**** Record list
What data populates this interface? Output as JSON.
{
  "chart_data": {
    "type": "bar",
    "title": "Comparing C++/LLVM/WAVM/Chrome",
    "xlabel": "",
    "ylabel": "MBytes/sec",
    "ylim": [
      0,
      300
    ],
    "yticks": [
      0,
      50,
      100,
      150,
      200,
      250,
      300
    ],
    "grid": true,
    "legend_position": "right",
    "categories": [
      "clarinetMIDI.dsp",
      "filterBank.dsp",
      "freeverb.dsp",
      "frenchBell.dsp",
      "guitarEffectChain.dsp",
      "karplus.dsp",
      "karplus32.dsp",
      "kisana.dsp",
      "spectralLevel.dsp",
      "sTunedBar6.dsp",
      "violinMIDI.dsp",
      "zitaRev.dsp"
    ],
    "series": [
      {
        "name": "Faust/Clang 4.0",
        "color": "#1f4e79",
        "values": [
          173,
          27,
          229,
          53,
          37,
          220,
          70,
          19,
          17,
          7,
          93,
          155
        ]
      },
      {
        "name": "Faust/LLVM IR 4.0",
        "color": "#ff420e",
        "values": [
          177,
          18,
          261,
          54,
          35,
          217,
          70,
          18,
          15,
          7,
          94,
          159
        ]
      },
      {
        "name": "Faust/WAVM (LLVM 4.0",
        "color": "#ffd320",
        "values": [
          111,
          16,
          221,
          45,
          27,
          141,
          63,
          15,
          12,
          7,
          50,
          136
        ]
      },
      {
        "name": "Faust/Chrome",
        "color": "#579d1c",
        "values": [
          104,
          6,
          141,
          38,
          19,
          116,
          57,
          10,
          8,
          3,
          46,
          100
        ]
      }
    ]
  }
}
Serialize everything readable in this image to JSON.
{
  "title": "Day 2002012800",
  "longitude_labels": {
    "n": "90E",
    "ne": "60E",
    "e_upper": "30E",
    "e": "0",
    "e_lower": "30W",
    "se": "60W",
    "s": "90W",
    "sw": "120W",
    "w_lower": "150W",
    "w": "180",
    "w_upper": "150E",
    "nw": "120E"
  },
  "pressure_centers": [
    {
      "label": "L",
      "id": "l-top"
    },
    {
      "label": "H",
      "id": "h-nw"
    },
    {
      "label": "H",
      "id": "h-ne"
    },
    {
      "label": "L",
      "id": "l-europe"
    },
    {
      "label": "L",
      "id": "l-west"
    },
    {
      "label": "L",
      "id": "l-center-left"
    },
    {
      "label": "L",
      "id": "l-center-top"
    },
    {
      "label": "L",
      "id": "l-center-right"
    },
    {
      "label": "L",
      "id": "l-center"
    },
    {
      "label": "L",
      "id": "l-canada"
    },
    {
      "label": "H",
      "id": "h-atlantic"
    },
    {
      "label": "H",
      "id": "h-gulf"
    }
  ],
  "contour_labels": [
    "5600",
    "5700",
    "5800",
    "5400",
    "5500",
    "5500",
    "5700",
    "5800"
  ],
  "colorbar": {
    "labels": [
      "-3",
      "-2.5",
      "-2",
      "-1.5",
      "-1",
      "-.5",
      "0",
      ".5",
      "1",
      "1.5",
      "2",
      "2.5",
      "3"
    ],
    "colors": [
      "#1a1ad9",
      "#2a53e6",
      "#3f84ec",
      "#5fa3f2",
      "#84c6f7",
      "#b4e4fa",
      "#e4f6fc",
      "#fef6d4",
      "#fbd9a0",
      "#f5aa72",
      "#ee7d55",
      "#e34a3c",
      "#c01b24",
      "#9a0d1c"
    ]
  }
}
********
Aim
Using the listing above, reproduce each line without omission.

Response below
What data populates this interface? Output as JSON.
{
  "chart_data": {
    "type": "bar",
    "title": "Comparing C++/LLVM/WAVM/Chrome",
    "xlabel": "",
    "ylabel": "MBytes/sec",
    "ylim": [
      0,
      300
    ],
    "yticks": [
      0,
      50,
      100,
      150,
      200,
      250,
      300
    ],
    "grid": true,
    "legend_position": "right",
    "categories": [
      "clarinetMIDI.dsp",
      "filterBank.dsp",
      "freeverb.dsp",
      "frenchBell.dsp",
      "guitarEffectChain.dsp",
      "karplus.dsp",
      "karplus32.dsp",
      "kisana.dsp",
      "spectralLevel.dsp",
      "sTunedBar6.dsp",
      "violinMIDI.dsp",
      "zitaRev.dsp"
    ],
    "series": [
      {
        "name": "Faust/Clang 4.0",
        "color": "#1f4e79",
        "values": [
          173,
          27,
          229,
          53,
          37,
          220,
          70,
          19,
          17,
          7,
          93,
          155
        ]
      },
      {
        "name": "Faust/LLVM IR 4.0",
        "color": "#ff420e",
        "values": [
          177,
          18,
          261,
          54,
          35,
          217,
          70,
          18,
          15,
          7,
          94,
          159
        ]
      },
      {
        "name": "Faust/WAVM (LLVM 4.0",
        "color": "#ffd320",
        "values": [
          111,
          16,
          221,
          45,
          27,
          141,
          63,
          15,
          12,
          7,
          50,
          136
        ]
      },
      {
        "name": "Faust/Chrome",
        "color": "#579d1c",
        "values": [
          104,
          6,
          141,
          38,
          19,
          116,
          57,
          10,
          8,
          3,
          46,
          100
        ]
      }
    ]
  }
}
Serialize everything readable in this image to JSON.
{
  "title": "Day 2002012800",
  "longitude_labels": {
    "n": "90E",
    "ne": "60E",
    "e_upper": "30E",
    "e": "0",
    "e_lower": "30W",
    "se": "60W",
    "s": "90W",
    "sw": "120W",
    "w_lower": "150W",
    "w": "180",
    "w_upper": "150E",
    "nw": "120E"
  },
  "pressure_centers": [
    {
      "label": "L",
      "id": "l-top"
    },
    {
      "label": "H",
      "id": "h-nw"
    },
    {
      "label": "H",
      "id": "h-ne"
    },
    {
      "label": "L",
      "id": "l-europe"
    },
    {
      "label": "L",
      "id": "l-west"
    },
    {
      "label": "L",
      "id": "l-center-left"
    },
    {
      "label": "L",
      "id": "l-center-top"
    },
    {
      "label": "L",
      "id": "l-center-right"
    },
    {
      "label": "L",
      "id": "l-center"
    },
    {
      "label": "L",
      "id": "l-canada"
    },
    {
      "label": "H",
      "id": "h-atlantic"
    },
    {
      "label": "H",
      "id": "h-gulf"
    }
  ],
  "contour_labels": [
    "5600",
    "5700",
    "5800",
    "5400",
    "5500",
    "5500",
    "5700",
    "5800"
  ],
  "colorbar": {
    "labels": [
      "-3",
      "-2.5",
      "-2",
      "-1.5",
      "-1",
      "-.5",
      "0",
      ".5",
      "1",
      "1.5",
      "2",
      "2.5",
      "3"
    ],
    "colors": [
      "#1a1ad9",
      "#2a53e6",
      "#3f84ec",
      "#5fa3f2",
      "#84c6f7",
      "#b4e4fa",
      "#e4f6fc",
      "#fef6d4",
      "#fbd9a0",
      "#f5aa72",
      "#ee7d55",
      "#e34a3c",
      "#c01b24",
      "#9a0d1c"
    ]
  }
}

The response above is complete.